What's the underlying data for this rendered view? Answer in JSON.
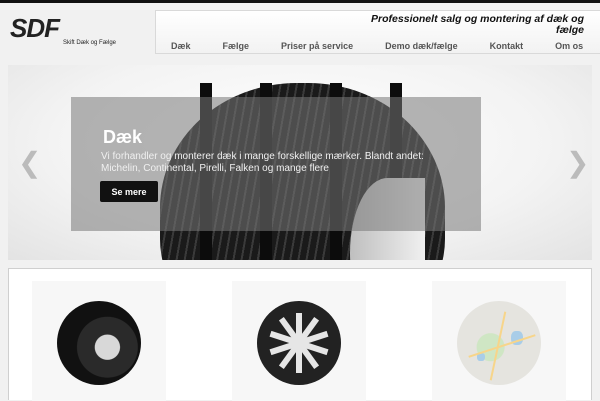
{
  "logo": {
    "mark": "SDF",
    "subtitle": "Skift Dæk og Fælge"
  },
  "header": {
    "tagline": "Professionelt salg og montering af dæk og fælge"
  },
  "nav": {
    "items": [
      {
        "label": "Dæk"
      },
      {
        "label": "Fælge"
      },
      {
        "label": "Priser på service"
      },
      {
        "label": "Demo dæk/fælge"
      },
      {
        "label": "Kontakt"
      },
      {
        "label": "Om os"
      }
    ]
  },
  "slider": {
    "title": "Dæk",
    "text": "Vi forhandler og monterer dæk i mange forskellige mærker. Blandt andet: Michelin, Continental, Pirelli, Falken og mange flere",
    "button_label": "Se mere",
    "prev_icon": "chevron-left-icon",
    "next_icon": "chevron-right-icon"
  },
  "cards": [
    {
      "icon": "tire-image"
    },
    {
      "icon": "rim-image"
    },
    {
      "icon": "map-image"
    }
  ],
  "colors": {
    "accent": "#111111",
    "nav_text": "#555555",
    "caption_overlay": "#787878"
  }
}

++++++++

## What to do
List every line above that holds the word "icon".

## Finished task
    "prev_icon": "chevron-left-icon",
    "next_icon": "chevron-right-icon"
      "icon": "tire-image"
      "icon": "rim-image"
      "icon": "map-image"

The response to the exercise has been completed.